** Instructions to follow **
Copy each line below that contains "Service".

[Collected data]
________________________________________

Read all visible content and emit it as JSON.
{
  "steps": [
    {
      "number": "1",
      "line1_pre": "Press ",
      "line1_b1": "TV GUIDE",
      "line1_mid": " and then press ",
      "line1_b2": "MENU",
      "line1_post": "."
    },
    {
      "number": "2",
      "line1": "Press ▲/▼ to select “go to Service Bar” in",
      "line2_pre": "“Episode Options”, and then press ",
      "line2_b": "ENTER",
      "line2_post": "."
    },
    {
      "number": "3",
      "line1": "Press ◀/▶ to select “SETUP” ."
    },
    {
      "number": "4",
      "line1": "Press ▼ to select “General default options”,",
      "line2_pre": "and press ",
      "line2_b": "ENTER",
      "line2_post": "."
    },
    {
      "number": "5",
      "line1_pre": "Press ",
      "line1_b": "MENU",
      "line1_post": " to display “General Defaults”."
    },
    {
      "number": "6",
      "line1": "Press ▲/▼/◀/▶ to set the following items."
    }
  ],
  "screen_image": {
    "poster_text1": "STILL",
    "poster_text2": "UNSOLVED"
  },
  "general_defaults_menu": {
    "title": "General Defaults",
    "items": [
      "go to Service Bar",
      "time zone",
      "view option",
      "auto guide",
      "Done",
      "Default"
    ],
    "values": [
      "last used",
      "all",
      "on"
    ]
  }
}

________________________________________

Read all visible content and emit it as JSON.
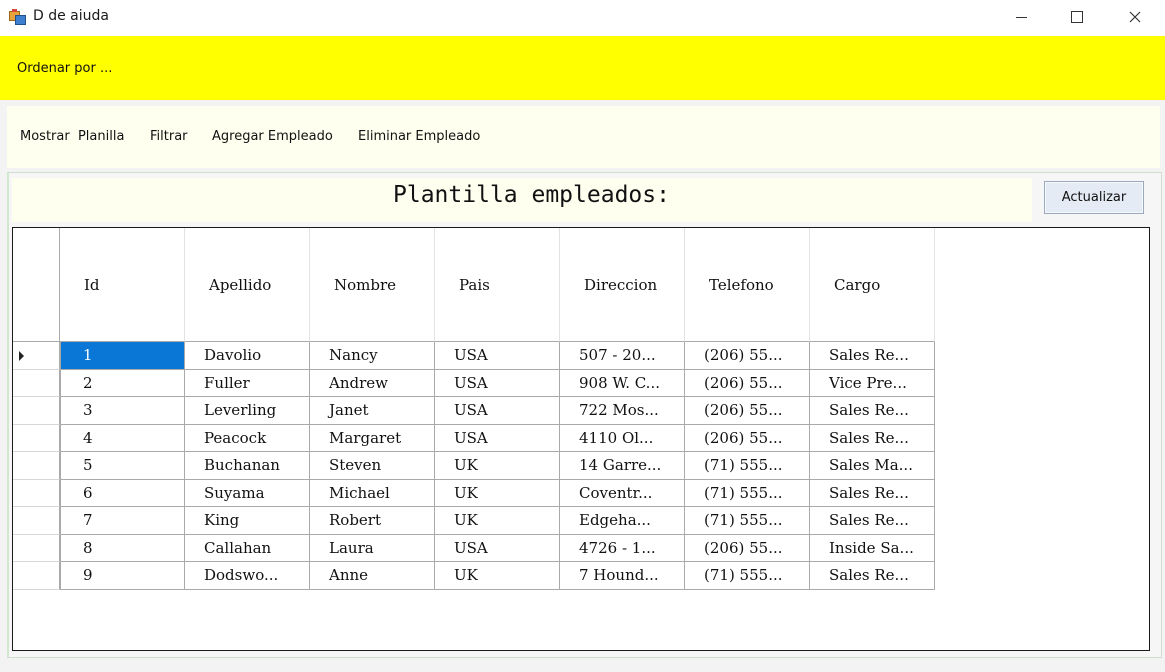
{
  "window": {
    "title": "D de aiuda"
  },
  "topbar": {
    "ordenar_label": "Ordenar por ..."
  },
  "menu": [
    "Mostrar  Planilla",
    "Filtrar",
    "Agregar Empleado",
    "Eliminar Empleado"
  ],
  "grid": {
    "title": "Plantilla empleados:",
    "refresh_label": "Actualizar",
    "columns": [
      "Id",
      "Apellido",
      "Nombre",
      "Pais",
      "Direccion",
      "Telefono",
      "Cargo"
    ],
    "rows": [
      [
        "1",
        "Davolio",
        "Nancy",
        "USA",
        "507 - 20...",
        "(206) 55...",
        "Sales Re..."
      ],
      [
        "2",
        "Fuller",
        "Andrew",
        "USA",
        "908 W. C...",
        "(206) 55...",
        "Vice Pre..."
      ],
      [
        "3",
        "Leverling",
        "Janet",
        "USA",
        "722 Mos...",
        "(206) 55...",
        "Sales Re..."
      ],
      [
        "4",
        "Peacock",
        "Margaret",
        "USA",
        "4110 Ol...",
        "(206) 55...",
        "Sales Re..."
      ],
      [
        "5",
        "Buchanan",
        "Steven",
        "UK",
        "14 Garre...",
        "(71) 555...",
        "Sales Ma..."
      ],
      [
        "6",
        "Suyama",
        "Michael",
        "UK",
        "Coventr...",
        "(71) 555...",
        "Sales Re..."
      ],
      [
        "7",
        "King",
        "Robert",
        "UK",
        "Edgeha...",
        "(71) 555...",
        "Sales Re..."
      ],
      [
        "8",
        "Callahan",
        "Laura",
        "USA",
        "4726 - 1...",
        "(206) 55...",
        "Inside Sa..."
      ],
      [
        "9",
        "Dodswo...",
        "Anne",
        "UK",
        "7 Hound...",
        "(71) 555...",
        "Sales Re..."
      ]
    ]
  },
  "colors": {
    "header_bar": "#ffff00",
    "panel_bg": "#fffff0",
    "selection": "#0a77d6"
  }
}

________________________________________

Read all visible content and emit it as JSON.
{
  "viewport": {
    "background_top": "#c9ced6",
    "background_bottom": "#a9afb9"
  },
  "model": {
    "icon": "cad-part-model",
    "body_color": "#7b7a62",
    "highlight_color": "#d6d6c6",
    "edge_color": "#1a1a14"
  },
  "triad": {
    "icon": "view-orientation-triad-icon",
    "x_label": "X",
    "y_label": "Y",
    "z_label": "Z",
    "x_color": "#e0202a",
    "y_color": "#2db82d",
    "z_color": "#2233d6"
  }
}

________________________________________

** Response for this exercise **
      "line1": "Press ▲/▼ to select “go to Service Bar” in",
      "go to Service Bar",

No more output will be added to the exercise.